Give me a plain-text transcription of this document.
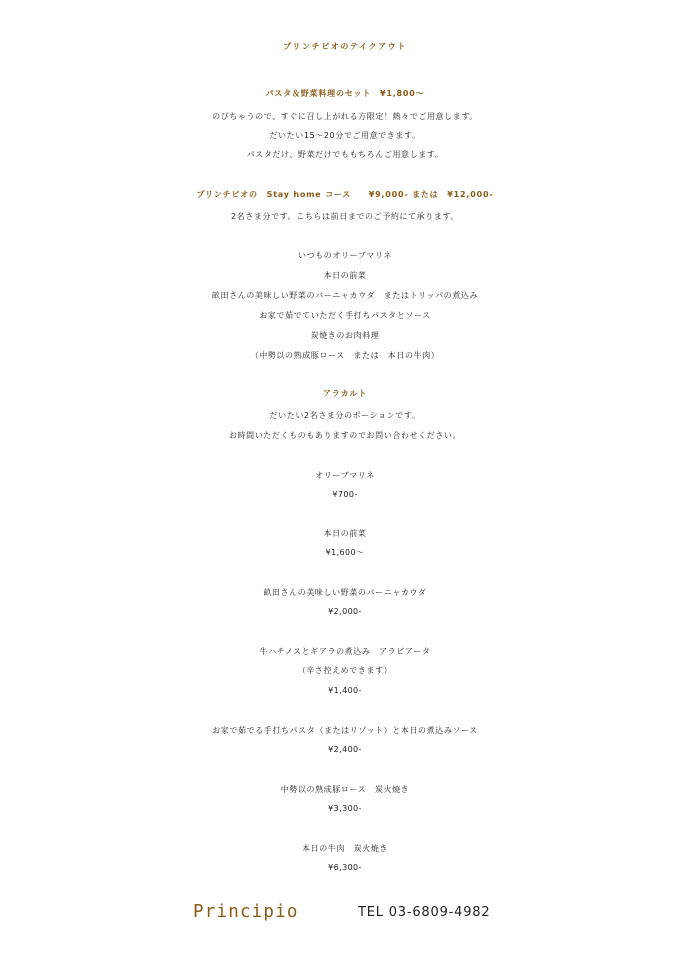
プリンチピオのテイクアウト
パスタ＆野菜料理のセット　¥1,800～
のびちゃうので、すぐに召し上がれる方限定！熱々でご用意します。
だいたい15～20分でご用意できます。
パスタだけ、野菜だけでももちろんご用意します。
プリンチピオの　Stay home コース　　¥9,000- または　¥12,000-
2名さま分です。こちらは前日までのご予約にて承ります。
いつものオリーブマリネ
本日の前菜
畝田さんの美味しい野菜のバーニャカウダ　またはトリッパの煮込み
お家で茹でていただく手打ちパスタとソース
炭焼きのお肉料理
（中勢以の熟成豚ロース　または　本日の牛肉）
アラカルト
だいたい2名さま分のポーションです。
お時間いただくものもありますのでお問い合わせください。
オリーブマリネ
¥700-
本日の前菜
¥1,600～
畝田さんの美味しい野菜のバーニャカウダ
¥2,000-
牛ハチノスとギアラの煮込み　アラビアータ
（辛さ控えめできます）
¥1,400-
お家で茹でる手打ちパスタ（またはリゾット）と本日の煮込みソース
¥2,400-
中勢以の熟成豚ロース　炭火焼き
¥3,300-
本日の牛肉　炭火焼き
¥6,300-
Principio	TEL 03-6809-4982
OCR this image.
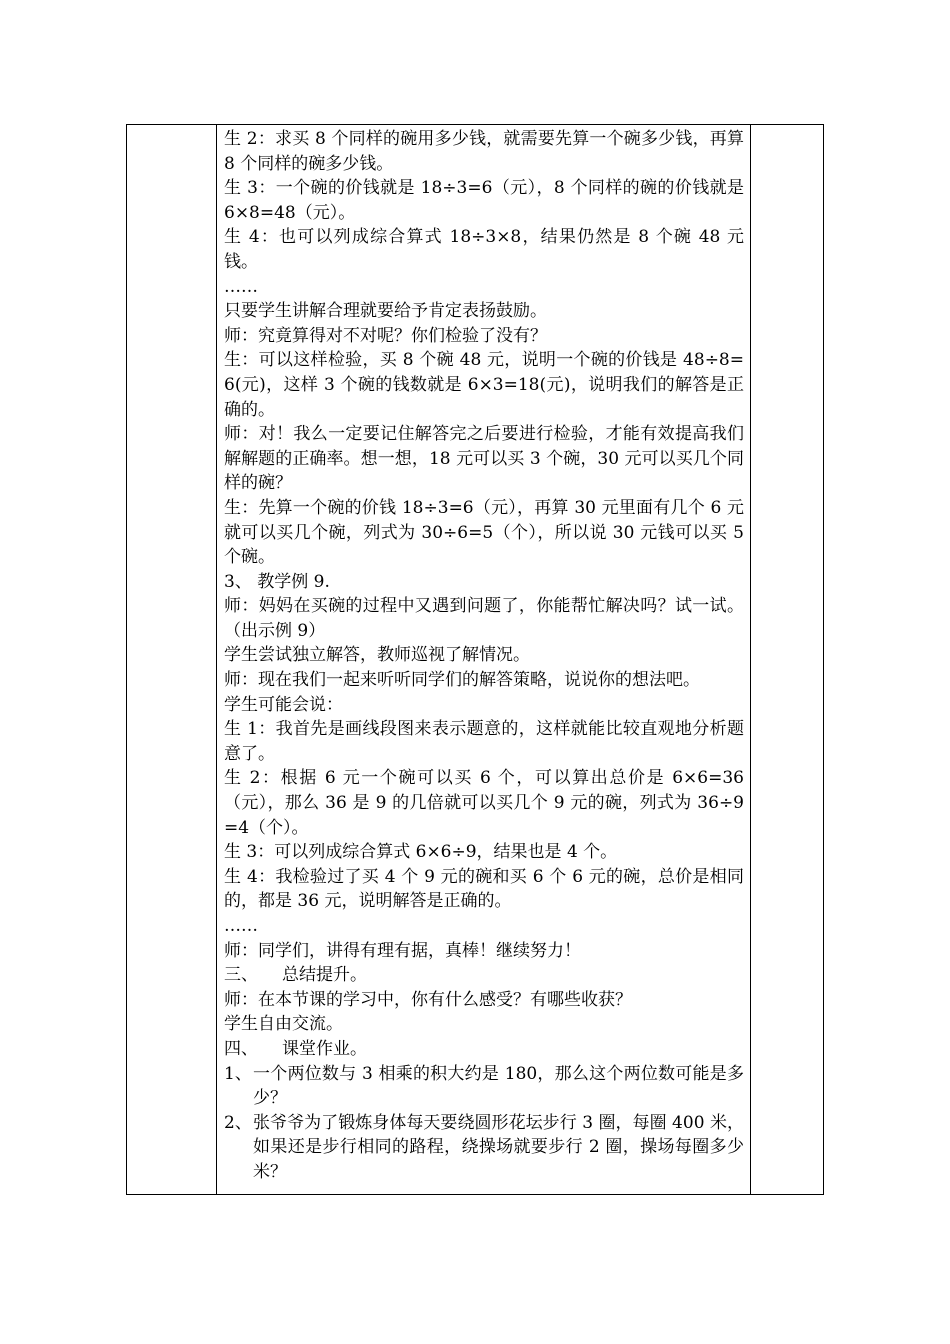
生 2：求买 8 个同样的碗用多少钱，就需要先算一个碗多少钱，再算 8 个同样的碗多少钱。

生 3：一个碗的价钱就是 18÷3=6（元），8 个同样的碗的价钱就是 6×8=48（元）。

生 4：也可以列成综合算式 18÷3×8，结果仍然是 8 个碗 48 元钱。

……

只要学生讲解合理就要给予肯定表扬鼓励。

师：究竟算得对不对呢？你们检验了没有？

生：可以这样检验，买 8 个碗 48 元，说明一个碗的价钱是 48÷8=6(元)，这样 3 个碗的钱数就是 6×3=18(元)，说明我们的解答是正确的。

师：对！我么一定要记住解答完之后要进行检验，才能有效提高我们解解题的正确率。想一想，18 元可以买 3 个碗，30 元可以买几个同样的碗？

生：先算一个碗的价钱 18÷3=6（元），再算 30 元里面有几个 6 元就可以买几个碗，列式为 30÷6=5（个），所以说 30 元钱可以买 5 个碗。

3、 教学例 9.

师：妈妈在买碗的过程中又遇到问题了，你能帮忙解决吗？试一试。（出示例 9）

学生尝试独立解答，教师巡视了解情况。

师：现在我们一起来听听同学们的解答策略，说说你的想法吧。

学生可能会说：

生 1：我首先是画线段图来表示题意的，这样就能比较直观地分析题意了。

生 2：根据 6 元一个碗可以买 6 个，可以算出总价是 6×6=36（元），那么 36 是 9 的几倍就可以买几个 9 元的碗，列式为 36÷9=4（个）。

生 3：可以列成综合算式 6×6÷9，结果也是 4 个。

生 4：我检验过了买 4 个 9 元的碗和买 6 个 6 元的碗，总价是相同的，都是 36 元，说明解答是正确的。

……

师：同学们，讲得有理有据，真棒！继续努力！

三、 总结提升。

师：在本节课的学习中，你有什么感受？有哪些收获？

学生自由交流。

四、 课堂作业。

1、 一个两位数与 3 相乘的积大约是 180，那么这个两位数可能是多少？
2、 张爷爷为了锻炼身体每天要绕圆形花坛步行 3 圈，每圈 400 米，如果还是步行相同的路程，绕操场就要步行 2 圈，操场每圈多少米？
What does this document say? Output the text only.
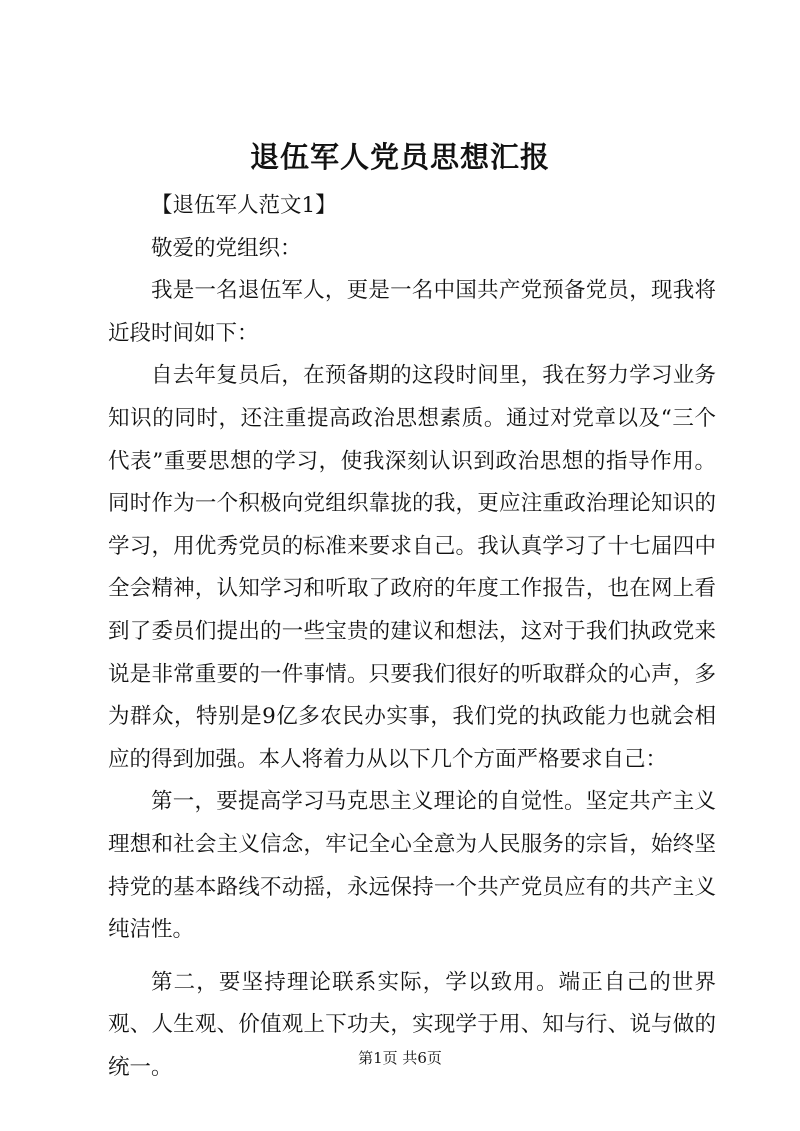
退伍军人党员思想汇报

【退伍军人范文1】

敬爱的党组织：

我是一名退伍军人，更是一名中国共产党预备党员，现我将近段时间如下：

自去年复员后，在预备期的这段时间里，我在努力学习业务知识的同时，还注重提高政治思想素质。通过对党章以及“三个代表”重要思想的学习，使我深刻认识到政治思想的指导作用。同时作为一个积极向党组织靠拢的我，更应注重政治理论知识的学习，用优秀党员的标准来要求自己。我认真学习了十七届四中全会精神，认知学习和听取了政府的年度工作报告，也在网上看到了委员们提出的一些宝贵的建议和想法，这对于我们执政党来说是非常重要的一件事情。只要我们很好的听取群众的心声，多为群众，特别是9亿多农民办实事，我们党的执政能力也就会相应的得到加强。本人将着力从以下几个方面严格要求自己：

第一，要提高学习马克思主义理论的自觉性。坚定共产主义理想和社会主义信念，牢记全心全意为人民服务的宗旨，始终坚持党的基本路线不动摇，永远保持一个共产党员应有的共产主义纯洁性。

第二，要坚持理论联系实际，学以致用。端正自己的世界观、人生观、价值观上下功夫，实现学于用、知与行、说与做的统一。	第1页 共6页
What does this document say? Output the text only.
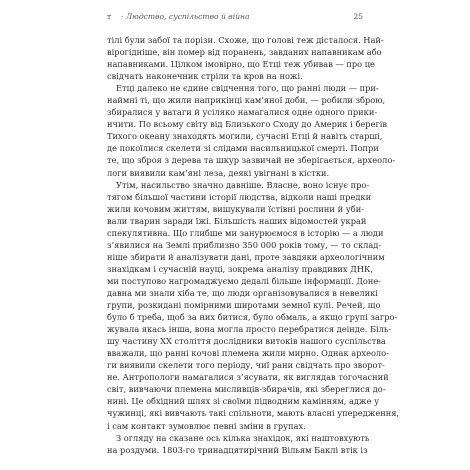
т · Людство, суспільство й війна	25
тілі були забої та порізи. Схоже, що голові теж дісталося. Най-
вірогідніше, він помер від поранень, завданих напавникам або
напавниками. Цілком імовірно, що Етці теж убивав — про це
свідчать наконечник стріли та кров на ножі.
Етці далеко не єдине свідчення того, що ранні люди — при-
наймні ті, що жили наприкінці кам’яної доби, — робили зброю,
збиралися у ватаги й усіляко намагалися одне одного прики-
нчити. По всьому світу від Близького Сходу до Америк і берегів
Тихого океану знаходять могили, сучасні Етці й навіть старші,
де покоїлися скелети зі слідами насильницької смерті. Попри
те, що зброя з дерева та шкур зазвичай не зберігається, археоло-
логи виявили кам’яні леза, деякі увігнані в кістки.
Утім, насильство значно давніше. Власне, воно існує про-
тягом більшої частини історії людства, відколи наші предки
жили кочовим життям, вишукували їстівні рослини й уби-
вали тварин заради їжі. Більшість наших відомостей украй
спекулятивна. Що глибше ми занурюємося в історію — а люди
з’явилися на Землі приблизно 350 000 років тому, — то склад-
ніше збирати й аналізувати дані, проте завдяки археологічним
знахідкам і сучасній науці, зокрема аналізу правдивих ДНК,
ми поступово нагромаджуємо дедалі більше інформації. Доне-
давна ми знали хіба те, що люди організовувалися в невеликі
групи, розкидані помірними широтами земної кулі. Речей, що
було б треба, щоб за них битися, було обмаль, а якщо групі загро-
жувала якась інша, вона могла просто перебратися деінде. Біль-
шу частину ХХ століття дослідники витоків нашого суспільства
вважали, що ранні кочові племена жили мирно. Однак археоло-
ги виявили скелети того періоду, чиї рани свідчать про зворот-
не. Антропологи намагалися з’ясувати, як виглядав тогочасний
світ, вивчаючи племена мисливців-збирачів, які збереглися до-
нині. Це обхідний шлях зі своїми підводним камінням, адже у
чужинці, які вивчають такі спільноти, мають власні упередження,
і сам контакт зумовлює певні зміни в групах.
З огляду на сказане ось кілька знахідок, які наштовхують
на роздуми. 1803-го тринадцятирічний Вільям Баклі втік із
******
Problem to work on
Return the whole listing, word for word, and leave out every picture.

Full solution
Give me a plain-text transcription of this document.
プリンチピオのテイクアウト
パスタ＆野菜料理のセット　¥1,800～
のびちゃうので、すぐに召し上がれる方限定！熱々でご用意します。
だいたい15～20分でご用意できます。
パスタだけ、野菜だけでももちろんご用意します。
プリンチピオの　Stay home コース　　¥9,000- または　¥12,000-
2名さま分です。こちらは前日までのご予約にて承ります。
いつものオリーブマリネ
本日の前菜
畝田さんの美味しい野菜のバーニャカウダ　またはトリッパの煮込み
お家で茹でていただく手打ちパスタとソース
炭焼きのお肉料理
（中勢以の熟成豚ロース　または　本日の牛肉）
アラカルト
だいたい2名さま分のポーションです。
お時間いただくものもありますのでお問い合わせください。
オリーブマリネ
¥700-
本日の前菜
¥1,600～
畝田さんの美味しい野菜のバーニャカウダ
¥2,000-
牛ハチノスとギアラの煮込み　アラビアータ
（辛さ控えめできます）
¥1,400-
お家で茹でる手打ちパスタ（またはリゾット）と本日の煮込みソース
¥2,400-
中勢以の熟成豚ロース　炭火焼き
¥3,300-
本日の牛肉　炭火焼き
¥6,300-
Principio	TEL 03-6809-4982
OCR this image.
生 2：求买 8 个同样的碗用多少钱，就需要先算一个碗多少钱，再算 8 个同样的碗多少钱。

生 3：一个碗的价钱就是 18÷3=6（元），8 个同样的碗的价钱就是 6×8=48（元）。

生 4：也可以列成综合算式 18÷3×8，结果仍然是 8 个碗 48 元钱。

……

只要学生讲解合理就要给予肯定表扬鼓励。

师：究竟算得对不对呢？你们检验了没有？

生：可以这样检验，买 8 个碗 48 元，说明一个碗的价钱是 48÷8=6(元)，这样 3 个碗的钱数就是 6×3=18(元)，说明我们的解答是正确的。

师：对！我么一定要记住解答完之后要进行检验，才能有效提高我们解解题的正确率。想一想，18 元可以买 3 个碗，30 元可以买几个同样的碗？

生：先算一个碗的价钱 18÷3=6（元），再算 30 元里面有几个 6 元就可以买几个碗，列式为 30÷6=5（个），所以说 30 元钱可以买 5 个碗。

3、 教学例 9.

师：妈妈在买碗的过程中又遇到问题了，你能帮忙解决吗？试一试。（出示例 9）

学生尝试独立解答，教师巡视了解情况。

师：现在我们一起来听听同学们的解答策略，说说你的想法吧。

学生可能会说：

生 1：我首先是画线段图来表示题意的，这样就能比较直观地分析题意了。

生 2：根据 6 元一个碗可以买 6 个，可以算出总价是 6×6=36（元），那么 36 是 9 的几倍就可以买几个 9 元的碗，列式为 36÷9=4（个）。

生 3：可以列成综合算式 6×6÷9，结果也是 4 个。

生 4：我检验过了买 4 个 9 元的碗和买 6 个 6 元的碗，总价是相同的，都是 36 元，说明解答是正确的。

……

师：同学们，讲得有理有据，真棒！继续努力！

三、 总结提升。

师：在本节课的学习中，你有什么感受？有哪些收获？

学生自由交流。

四、 课堂作业。

1、 一个两位数与 3 相乘的积大约是 180，那么这个两位数可能是多少？
2、 张爷爷为了锻炼身体每天要绕圆形花坛步行 3 圈，每圈 400 米，如果还是步行相同的路程，绕操场就要步行 2 圈，操场每圈多少米？
What does this document say? Output the text only.
退伍军人党员思想汇报

【退伍军人范文1】

敬爱的党组织：

我是一名退伍军人，更是一名中国共产党预备党员，现我将近段时间如下：

自去年复员后，在预备期的这段时间里，我在努力学习业务知识的同时，还注重提高政治思想素质。通过对党章以及“三个代表”重要思想的学习，使我深刻认识到政治思想的指导作用。同时作为一个积极向党组织靠拢的我，更应注重政治理论知识的学习，用优秀党员的标准来要求自己。我认真学习了十七届四中全会精神，认知学习和听取了政府的年度工作报告，也在网上看到了委员们提出的一些宝贵的建议和想法，这对于我们执政党来说是非常重要的一件事情。只要我们很好的听取群众的心声，多为群众，特别是9亿多农民办实事，我们党的执政能力也就会相应的得到加强。本人将着力从以下几个方面严格要求自己：

第一，要提高学习马克思主义理论的自觉性。坚定共产主义理想和社会主义信念，牢记全心全意为人民服务的宗旨，始终坚持党的基本路线不动摇，永远保持一个共产党员应有的共产主义纯洁性。

第二，要坚持理论联系实际，学以致用。端正自己的世界观、人生观、价值观上下功夫，实现学于用、知与行、说与做的统一。	第1页 共6页
What does this document say? Output the text only.
т · Людство, суспільство й війна	25
тілі були забої та порізи. Схоже, що голові теж дісталося. Най-
вірогідніше, він помер від поранень, завданих напавникам або
напавниками. Цілком імовірно, що Етці теж убивав — про це
свідчать наконечник стріли та кров на ножі.
Етці далеко не єдине свідчення того, що ранні люди — при-
наймні ті, що жили наприкінці кам’яної доби, — робили зброю,
збиралися у ватаги й усіляко намагалися одне одного прики-
нчити. По всьому світу від Близького Сходу до Америк і берегів
Тихого океану знаходять могили, сучасні Етці й навіть старші,
де покоїлися скелети зі слідами насильницької смерті. Попри
те, що зброя з дерева та шкур зазвичай не зберігається, археоло-
логи виявили кам’яні леза, деякі увігнані в кістки.
Утім, насильство значно давніше. Власне, воно існує про-
тягом більшої частини історії людства, відколи наші предки
жили кочовим життям, вишукували їстівні рослини й уби-
вали тварин заради їжі. Більшість наших відомостей украй
спекулятивна. Що глибше ми занурюємося в історію — а люди
з’явилися на Землі приблизно 350 000 років тому, — то склад-
ніше збирати й аналізувати дані, проте завдяки археологічним
знахідкам і сучасній науці, зокрема аналізу правдивих ДНК,
ми поступово нагромаджуємо дедалі більше інформації. Доне-
давна ми знали хіба те, що люди організовувалися в невеликі
групи, розкидані помірними широтами земної кулі. Речей, що
було б треба, щоб за них битися, було обмаль, а якщо групі загро-
жувала якась інша, вона могла просто перебратися деінде. Біль-
шу частину ХХ століття дослідники витоків нашого суспільства
вважали, що ранні кочові племена жили мирно. Однак археоло-
ги виявили скелети того періоду, чиї рани свідчать про зворот-
не. Антропологи намагалися з’ясувати, як виглядав тогочасний
світ, вивчаючи племена мисливців-збирачів, які збереглися до-
нині. Це обхідний шлях зі своїми підводним камінням, адже у
чужинці, які вивчають такі спільноти, мають власні упередження,
і сам контакт зумовлює певні зміни в групах.
З огляду на сказане ось кілька знахідок, які наштовхують
на роздуми. 1803-го тринадцятирічний Вільям Баклі втік із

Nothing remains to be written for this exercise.